DATA EXTRACT:
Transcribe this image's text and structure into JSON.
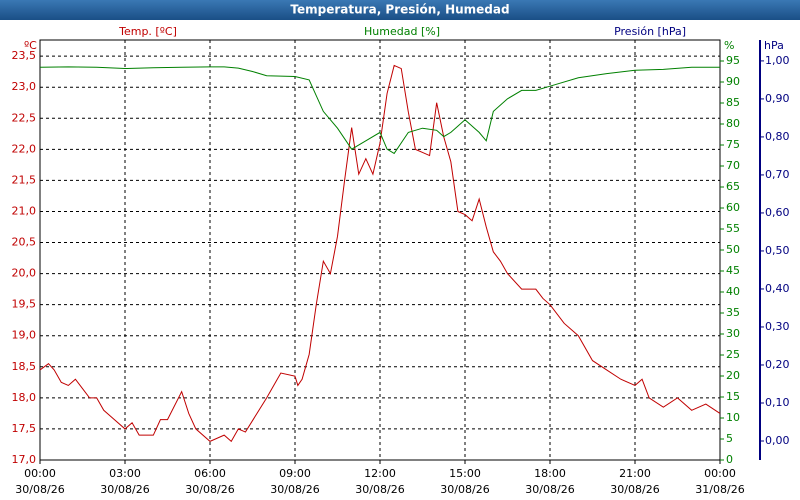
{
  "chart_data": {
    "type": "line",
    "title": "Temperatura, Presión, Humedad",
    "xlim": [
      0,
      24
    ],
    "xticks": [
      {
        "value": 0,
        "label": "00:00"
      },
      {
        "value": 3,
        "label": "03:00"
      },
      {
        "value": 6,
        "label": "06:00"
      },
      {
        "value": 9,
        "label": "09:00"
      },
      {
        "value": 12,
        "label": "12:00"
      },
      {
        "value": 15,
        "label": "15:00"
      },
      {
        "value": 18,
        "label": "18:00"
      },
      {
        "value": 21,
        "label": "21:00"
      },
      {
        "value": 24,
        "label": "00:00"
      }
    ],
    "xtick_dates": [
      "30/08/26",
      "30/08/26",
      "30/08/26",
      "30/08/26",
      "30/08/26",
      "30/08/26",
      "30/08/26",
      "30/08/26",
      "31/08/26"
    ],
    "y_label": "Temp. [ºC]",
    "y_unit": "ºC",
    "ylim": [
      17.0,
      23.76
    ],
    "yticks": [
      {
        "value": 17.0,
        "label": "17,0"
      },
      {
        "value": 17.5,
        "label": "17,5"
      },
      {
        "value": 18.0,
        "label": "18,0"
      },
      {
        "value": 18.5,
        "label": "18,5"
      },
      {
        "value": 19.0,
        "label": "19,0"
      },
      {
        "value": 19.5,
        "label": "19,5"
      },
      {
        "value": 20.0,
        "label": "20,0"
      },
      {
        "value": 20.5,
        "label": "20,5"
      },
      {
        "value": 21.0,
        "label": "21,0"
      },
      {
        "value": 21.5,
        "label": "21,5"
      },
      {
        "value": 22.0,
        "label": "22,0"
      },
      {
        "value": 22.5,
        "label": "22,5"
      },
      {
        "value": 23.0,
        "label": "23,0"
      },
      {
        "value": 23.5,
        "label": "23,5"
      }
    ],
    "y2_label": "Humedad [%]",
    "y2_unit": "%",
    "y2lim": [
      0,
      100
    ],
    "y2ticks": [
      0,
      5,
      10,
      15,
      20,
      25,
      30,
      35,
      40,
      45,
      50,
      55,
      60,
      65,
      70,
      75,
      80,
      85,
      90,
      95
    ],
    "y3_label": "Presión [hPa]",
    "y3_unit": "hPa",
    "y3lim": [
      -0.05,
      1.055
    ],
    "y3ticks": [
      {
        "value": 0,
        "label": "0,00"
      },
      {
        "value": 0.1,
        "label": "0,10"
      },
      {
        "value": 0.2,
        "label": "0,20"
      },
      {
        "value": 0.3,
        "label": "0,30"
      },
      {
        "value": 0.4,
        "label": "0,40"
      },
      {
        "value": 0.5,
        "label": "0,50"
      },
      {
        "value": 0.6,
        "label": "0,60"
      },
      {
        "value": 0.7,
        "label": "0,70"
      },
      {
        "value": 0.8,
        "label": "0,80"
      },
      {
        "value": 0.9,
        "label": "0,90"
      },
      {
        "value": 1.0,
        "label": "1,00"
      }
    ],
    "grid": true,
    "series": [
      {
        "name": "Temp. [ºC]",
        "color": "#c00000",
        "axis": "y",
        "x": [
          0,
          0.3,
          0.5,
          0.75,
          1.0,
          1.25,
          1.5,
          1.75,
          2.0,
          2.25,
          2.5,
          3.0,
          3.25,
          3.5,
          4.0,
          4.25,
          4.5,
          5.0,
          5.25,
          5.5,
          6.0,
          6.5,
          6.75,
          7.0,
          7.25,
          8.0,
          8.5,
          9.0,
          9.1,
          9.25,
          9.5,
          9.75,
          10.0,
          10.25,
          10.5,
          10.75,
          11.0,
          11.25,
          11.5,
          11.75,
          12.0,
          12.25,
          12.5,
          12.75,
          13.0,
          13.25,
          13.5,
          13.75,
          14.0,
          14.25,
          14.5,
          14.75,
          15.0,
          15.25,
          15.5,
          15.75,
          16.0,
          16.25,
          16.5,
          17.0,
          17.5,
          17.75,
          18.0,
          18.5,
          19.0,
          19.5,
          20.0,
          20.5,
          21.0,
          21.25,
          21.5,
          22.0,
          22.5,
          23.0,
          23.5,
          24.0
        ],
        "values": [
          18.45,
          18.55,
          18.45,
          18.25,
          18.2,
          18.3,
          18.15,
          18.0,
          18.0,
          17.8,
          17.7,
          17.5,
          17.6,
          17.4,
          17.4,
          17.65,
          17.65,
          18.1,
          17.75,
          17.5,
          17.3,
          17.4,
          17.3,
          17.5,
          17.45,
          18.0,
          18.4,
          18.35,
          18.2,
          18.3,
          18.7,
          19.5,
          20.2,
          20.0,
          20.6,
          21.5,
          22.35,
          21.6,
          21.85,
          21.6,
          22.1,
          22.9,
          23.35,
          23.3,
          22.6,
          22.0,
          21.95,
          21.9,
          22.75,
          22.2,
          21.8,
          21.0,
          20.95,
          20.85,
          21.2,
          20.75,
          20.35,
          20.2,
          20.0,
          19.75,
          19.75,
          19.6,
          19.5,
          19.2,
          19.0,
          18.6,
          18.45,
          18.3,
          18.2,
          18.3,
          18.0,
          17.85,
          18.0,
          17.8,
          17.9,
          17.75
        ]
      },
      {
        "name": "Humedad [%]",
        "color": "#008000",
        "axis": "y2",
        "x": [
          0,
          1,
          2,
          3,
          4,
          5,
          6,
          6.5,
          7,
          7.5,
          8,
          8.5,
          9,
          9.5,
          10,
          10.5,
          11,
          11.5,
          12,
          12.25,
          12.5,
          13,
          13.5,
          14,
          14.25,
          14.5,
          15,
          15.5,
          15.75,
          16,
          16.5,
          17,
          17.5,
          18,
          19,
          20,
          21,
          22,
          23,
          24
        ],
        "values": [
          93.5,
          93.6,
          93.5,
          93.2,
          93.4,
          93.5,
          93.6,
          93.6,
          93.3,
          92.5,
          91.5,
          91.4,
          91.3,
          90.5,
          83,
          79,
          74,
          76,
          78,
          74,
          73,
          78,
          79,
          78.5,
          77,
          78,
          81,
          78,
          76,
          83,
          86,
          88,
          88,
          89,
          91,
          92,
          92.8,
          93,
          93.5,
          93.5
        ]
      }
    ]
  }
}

WHAT TO PRODUCE: Return solely the number of lines in the data that include the word "Presión".

RESULT: 2